#### Instructions for the task:
Give the count of lines holding the string "mean" and nothing else.

#### Extracted information:
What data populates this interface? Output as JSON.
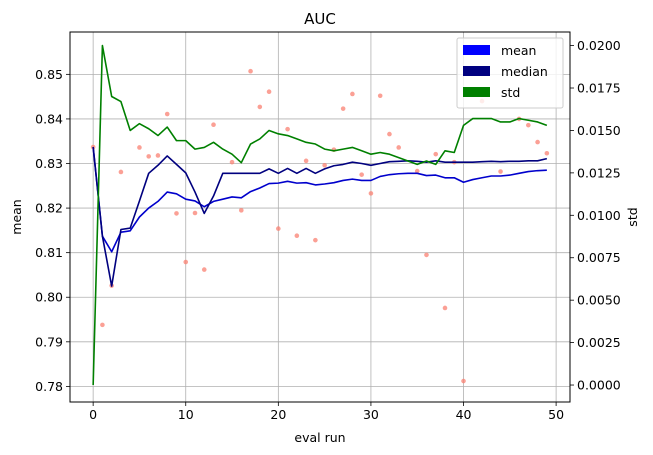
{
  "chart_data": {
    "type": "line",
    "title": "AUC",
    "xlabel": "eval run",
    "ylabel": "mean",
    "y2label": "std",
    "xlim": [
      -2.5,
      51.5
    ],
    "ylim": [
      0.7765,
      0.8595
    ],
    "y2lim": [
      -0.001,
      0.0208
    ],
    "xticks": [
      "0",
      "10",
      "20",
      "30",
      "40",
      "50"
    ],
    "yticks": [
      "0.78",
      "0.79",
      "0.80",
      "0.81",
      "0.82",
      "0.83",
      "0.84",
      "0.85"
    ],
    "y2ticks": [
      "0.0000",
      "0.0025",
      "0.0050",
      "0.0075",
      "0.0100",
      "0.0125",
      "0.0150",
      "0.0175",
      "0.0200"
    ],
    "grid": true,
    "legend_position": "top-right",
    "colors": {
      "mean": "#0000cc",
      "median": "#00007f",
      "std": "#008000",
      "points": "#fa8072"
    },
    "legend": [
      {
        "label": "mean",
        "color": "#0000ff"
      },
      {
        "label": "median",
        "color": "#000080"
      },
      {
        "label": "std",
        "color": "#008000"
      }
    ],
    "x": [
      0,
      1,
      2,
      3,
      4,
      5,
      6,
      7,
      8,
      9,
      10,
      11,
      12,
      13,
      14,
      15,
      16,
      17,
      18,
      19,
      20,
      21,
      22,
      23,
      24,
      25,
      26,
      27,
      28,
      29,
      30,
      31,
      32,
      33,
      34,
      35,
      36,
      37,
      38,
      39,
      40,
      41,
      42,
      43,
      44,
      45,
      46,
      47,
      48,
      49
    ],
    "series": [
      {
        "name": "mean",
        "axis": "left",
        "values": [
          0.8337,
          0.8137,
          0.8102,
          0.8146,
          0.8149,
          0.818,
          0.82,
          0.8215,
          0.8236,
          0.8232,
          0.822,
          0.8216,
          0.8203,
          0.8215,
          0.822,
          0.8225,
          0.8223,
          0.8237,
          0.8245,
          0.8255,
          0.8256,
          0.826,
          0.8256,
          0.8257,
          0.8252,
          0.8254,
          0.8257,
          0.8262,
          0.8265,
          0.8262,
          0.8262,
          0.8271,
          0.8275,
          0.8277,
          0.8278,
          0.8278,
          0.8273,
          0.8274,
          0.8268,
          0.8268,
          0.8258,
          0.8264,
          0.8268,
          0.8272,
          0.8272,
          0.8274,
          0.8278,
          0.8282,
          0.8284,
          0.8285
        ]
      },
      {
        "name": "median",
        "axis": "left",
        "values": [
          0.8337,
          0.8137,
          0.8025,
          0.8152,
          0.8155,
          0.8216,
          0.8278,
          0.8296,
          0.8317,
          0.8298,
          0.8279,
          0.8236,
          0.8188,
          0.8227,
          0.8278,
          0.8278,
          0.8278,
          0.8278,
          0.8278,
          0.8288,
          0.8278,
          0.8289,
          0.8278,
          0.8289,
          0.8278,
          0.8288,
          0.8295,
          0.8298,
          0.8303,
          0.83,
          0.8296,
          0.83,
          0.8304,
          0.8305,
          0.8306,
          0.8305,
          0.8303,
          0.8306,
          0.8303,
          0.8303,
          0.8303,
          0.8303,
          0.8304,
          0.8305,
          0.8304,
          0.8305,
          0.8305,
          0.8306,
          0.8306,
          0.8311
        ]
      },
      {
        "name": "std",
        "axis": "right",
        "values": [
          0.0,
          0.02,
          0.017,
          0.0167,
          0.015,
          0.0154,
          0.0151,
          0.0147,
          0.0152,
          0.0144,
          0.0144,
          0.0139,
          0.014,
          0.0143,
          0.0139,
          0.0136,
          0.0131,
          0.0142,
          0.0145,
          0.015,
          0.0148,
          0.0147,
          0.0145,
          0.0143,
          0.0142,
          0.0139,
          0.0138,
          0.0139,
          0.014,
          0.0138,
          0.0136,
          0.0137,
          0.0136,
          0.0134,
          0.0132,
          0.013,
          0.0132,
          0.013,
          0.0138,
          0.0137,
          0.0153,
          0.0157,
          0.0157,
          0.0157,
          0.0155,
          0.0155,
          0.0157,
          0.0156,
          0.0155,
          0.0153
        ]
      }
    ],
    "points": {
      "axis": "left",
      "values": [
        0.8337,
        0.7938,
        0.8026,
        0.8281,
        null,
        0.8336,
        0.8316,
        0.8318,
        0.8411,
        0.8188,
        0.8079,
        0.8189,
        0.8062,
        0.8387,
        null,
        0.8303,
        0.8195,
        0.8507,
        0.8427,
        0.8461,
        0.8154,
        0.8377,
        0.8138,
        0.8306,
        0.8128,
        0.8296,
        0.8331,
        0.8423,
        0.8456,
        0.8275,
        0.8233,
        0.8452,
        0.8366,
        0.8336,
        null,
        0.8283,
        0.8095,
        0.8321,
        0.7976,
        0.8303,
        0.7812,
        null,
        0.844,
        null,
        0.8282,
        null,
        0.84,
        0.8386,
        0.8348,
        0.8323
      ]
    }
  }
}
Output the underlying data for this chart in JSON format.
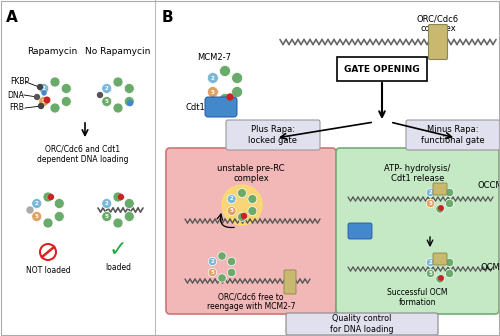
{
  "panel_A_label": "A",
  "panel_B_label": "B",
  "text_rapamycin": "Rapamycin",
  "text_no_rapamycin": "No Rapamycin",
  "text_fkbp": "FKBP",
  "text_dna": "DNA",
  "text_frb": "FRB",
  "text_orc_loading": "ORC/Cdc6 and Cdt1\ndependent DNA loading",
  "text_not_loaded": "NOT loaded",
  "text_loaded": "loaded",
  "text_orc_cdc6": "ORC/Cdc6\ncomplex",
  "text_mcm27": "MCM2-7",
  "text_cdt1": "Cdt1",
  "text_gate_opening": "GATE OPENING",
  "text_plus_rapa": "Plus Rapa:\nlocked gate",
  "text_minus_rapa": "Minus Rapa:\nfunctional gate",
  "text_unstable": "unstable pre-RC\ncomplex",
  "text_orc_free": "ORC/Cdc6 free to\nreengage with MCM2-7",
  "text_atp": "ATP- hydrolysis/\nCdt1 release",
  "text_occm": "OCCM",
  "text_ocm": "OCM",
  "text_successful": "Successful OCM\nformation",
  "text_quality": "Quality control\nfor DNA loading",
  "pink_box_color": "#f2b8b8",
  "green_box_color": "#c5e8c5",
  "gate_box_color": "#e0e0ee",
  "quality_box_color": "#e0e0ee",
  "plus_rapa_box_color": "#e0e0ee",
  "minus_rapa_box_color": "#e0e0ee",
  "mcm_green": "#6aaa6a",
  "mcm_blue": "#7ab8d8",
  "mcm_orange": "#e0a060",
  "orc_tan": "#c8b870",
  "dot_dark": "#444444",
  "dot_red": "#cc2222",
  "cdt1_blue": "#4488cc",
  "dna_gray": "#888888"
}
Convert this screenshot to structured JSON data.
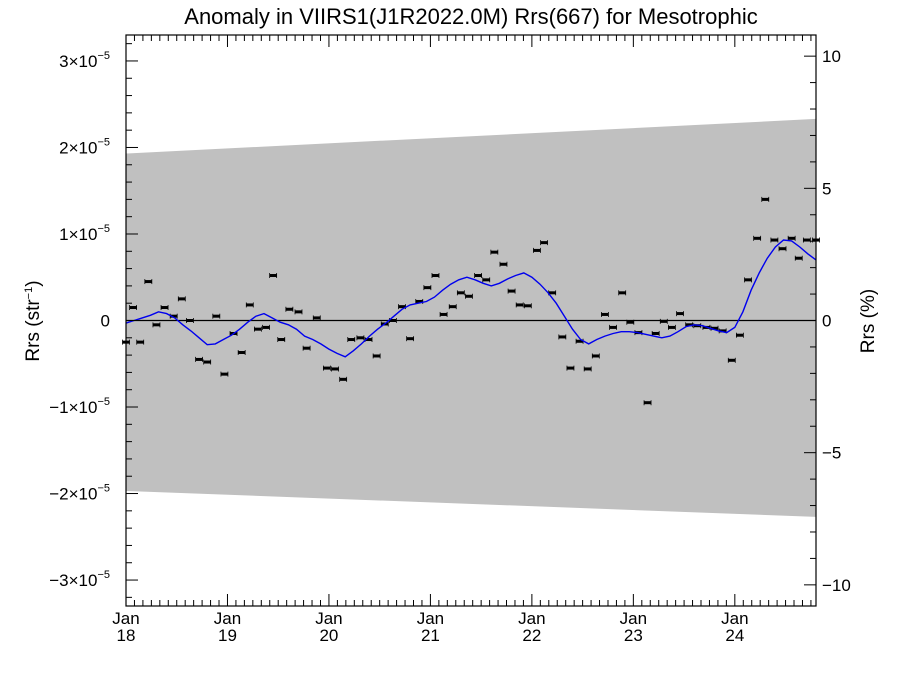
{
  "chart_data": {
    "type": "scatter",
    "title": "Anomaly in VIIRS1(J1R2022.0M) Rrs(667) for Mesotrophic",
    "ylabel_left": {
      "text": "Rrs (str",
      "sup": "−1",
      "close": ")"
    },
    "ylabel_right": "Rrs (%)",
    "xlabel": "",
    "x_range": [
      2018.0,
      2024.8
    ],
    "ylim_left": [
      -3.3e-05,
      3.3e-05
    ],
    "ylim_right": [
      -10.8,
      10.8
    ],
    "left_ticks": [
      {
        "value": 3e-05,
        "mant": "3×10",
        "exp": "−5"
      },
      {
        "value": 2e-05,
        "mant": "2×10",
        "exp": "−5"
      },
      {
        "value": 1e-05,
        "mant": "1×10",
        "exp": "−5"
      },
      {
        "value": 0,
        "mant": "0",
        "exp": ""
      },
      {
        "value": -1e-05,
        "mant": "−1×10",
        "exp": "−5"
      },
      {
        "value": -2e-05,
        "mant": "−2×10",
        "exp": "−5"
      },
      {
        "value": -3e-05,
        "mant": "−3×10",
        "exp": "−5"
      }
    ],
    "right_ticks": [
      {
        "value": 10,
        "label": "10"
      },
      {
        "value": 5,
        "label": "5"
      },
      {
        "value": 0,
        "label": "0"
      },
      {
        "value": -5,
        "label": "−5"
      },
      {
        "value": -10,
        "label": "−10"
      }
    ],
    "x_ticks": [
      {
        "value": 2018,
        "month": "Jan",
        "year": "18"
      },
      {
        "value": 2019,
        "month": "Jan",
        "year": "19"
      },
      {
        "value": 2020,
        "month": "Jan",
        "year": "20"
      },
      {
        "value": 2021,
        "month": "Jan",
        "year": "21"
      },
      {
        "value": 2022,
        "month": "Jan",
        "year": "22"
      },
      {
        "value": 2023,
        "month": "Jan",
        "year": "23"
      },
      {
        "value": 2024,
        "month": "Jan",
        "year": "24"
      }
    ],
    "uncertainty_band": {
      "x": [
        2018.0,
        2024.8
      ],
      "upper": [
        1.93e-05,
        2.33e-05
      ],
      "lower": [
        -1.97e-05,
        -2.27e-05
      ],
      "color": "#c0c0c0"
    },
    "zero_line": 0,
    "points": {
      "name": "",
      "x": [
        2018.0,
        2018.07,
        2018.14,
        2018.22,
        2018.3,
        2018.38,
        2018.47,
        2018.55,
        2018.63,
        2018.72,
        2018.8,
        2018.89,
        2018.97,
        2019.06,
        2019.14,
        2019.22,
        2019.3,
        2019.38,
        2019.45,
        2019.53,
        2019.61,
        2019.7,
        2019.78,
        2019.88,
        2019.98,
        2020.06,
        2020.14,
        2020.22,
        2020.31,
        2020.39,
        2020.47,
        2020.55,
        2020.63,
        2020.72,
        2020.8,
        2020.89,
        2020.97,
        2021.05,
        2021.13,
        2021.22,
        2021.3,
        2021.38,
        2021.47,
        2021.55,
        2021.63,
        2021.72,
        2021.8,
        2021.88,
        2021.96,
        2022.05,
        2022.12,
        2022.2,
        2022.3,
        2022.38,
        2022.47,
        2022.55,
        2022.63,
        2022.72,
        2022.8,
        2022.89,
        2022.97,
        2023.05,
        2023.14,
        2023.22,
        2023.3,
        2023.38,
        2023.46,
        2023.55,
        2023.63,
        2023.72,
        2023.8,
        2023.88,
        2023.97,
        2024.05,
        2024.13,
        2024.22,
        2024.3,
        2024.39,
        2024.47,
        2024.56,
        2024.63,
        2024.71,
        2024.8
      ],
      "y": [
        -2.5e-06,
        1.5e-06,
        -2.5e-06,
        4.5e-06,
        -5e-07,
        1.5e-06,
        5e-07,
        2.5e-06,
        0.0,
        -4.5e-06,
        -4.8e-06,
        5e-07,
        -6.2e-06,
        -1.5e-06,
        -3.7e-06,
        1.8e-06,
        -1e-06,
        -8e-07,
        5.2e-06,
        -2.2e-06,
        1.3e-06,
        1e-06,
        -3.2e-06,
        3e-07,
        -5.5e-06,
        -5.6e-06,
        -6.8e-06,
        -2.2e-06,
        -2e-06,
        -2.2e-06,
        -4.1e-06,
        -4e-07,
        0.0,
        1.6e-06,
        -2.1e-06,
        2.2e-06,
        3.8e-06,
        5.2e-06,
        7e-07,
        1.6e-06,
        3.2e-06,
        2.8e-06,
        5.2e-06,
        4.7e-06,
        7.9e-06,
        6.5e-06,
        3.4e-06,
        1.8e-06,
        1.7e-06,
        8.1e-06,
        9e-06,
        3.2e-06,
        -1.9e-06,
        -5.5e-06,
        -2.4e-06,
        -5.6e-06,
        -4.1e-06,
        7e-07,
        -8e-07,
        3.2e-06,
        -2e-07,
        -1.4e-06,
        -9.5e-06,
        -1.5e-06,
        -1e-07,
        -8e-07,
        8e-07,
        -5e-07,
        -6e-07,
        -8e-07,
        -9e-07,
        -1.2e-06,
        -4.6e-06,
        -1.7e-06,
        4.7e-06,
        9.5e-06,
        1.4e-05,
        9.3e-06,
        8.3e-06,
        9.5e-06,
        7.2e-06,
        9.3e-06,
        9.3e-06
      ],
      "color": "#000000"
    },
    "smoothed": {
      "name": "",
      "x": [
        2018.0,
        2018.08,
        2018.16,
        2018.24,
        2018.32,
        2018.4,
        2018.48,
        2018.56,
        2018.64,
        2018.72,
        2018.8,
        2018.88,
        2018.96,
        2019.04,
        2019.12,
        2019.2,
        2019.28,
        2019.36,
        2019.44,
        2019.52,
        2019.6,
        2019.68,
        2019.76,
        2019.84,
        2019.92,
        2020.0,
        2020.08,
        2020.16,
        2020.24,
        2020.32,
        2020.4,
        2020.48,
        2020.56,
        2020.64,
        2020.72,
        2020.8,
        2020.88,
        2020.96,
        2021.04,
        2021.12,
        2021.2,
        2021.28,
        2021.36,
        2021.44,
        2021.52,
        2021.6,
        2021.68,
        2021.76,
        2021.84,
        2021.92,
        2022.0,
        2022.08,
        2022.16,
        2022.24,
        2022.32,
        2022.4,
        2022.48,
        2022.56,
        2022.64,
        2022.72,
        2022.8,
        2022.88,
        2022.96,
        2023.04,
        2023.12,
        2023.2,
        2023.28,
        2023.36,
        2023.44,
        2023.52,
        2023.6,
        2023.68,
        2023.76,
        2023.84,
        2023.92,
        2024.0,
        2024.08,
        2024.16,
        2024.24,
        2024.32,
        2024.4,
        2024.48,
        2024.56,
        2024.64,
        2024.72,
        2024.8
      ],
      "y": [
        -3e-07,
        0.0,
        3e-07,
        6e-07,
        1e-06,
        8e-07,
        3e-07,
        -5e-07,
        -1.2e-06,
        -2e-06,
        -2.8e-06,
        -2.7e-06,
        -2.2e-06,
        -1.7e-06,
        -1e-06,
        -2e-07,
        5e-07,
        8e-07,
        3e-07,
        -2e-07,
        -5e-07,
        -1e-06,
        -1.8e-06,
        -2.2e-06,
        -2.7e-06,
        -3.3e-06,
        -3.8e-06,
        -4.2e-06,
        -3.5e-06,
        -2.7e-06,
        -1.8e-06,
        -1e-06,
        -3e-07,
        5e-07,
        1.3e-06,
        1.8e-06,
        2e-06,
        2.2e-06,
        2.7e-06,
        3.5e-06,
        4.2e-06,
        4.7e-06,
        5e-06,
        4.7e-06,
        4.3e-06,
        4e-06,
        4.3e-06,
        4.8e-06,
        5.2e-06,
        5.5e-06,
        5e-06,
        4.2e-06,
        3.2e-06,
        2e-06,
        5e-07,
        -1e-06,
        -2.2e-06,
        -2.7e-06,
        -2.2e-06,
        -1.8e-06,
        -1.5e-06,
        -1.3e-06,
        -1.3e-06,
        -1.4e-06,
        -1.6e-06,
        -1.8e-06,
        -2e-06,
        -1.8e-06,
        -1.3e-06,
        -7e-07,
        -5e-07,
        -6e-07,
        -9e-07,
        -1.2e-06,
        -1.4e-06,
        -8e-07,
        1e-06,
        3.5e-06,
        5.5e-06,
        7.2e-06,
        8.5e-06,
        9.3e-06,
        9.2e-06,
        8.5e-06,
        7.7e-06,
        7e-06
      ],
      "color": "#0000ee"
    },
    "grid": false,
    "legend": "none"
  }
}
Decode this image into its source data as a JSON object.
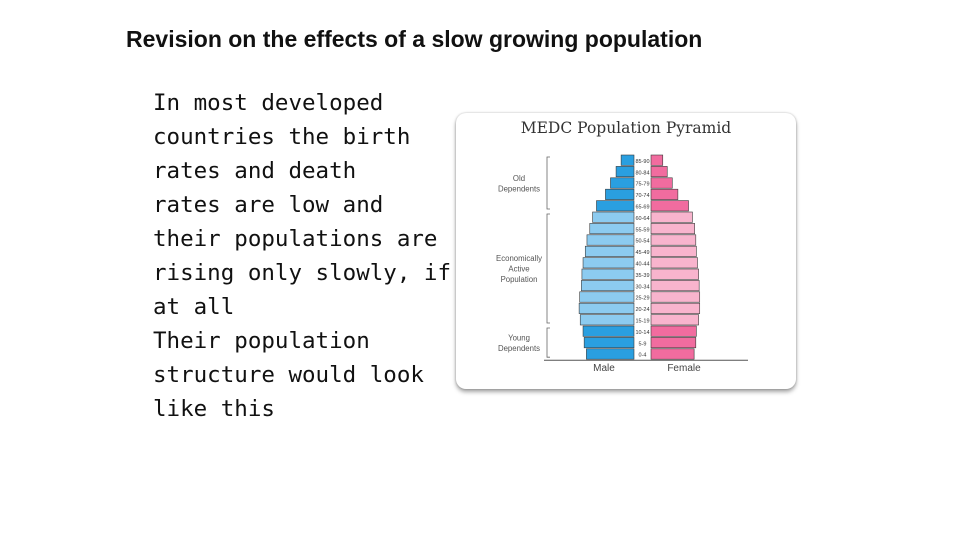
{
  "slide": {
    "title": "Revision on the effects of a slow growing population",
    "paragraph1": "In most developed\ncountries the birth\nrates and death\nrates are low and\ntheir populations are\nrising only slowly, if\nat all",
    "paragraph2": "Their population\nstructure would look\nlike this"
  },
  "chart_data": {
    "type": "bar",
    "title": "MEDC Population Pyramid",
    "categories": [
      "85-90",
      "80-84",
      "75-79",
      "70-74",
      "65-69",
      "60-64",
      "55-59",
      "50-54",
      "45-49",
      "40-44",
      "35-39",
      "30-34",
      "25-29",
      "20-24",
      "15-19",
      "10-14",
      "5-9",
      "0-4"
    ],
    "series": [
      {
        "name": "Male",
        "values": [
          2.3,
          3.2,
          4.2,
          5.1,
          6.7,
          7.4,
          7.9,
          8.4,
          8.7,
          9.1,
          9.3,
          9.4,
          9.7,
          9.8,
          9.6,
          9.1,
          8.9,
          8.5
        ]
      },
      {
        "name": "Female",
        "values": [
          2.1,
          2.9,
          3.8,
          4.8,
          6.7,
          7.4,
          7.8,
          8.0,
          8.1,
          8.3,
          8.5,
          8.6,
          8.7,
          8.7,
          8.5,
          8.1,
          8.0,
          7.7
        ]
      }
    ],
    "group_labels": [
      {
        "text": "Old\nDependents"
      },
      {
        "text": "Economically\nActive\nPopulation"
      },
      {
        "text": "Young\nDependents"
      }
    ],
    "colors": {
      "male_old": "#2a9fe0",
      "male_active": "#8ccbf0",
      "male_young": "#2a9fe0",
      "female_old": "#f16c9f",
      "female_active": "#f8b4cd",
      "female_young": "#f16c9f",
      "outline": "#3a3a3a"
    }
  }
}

#### Response:
4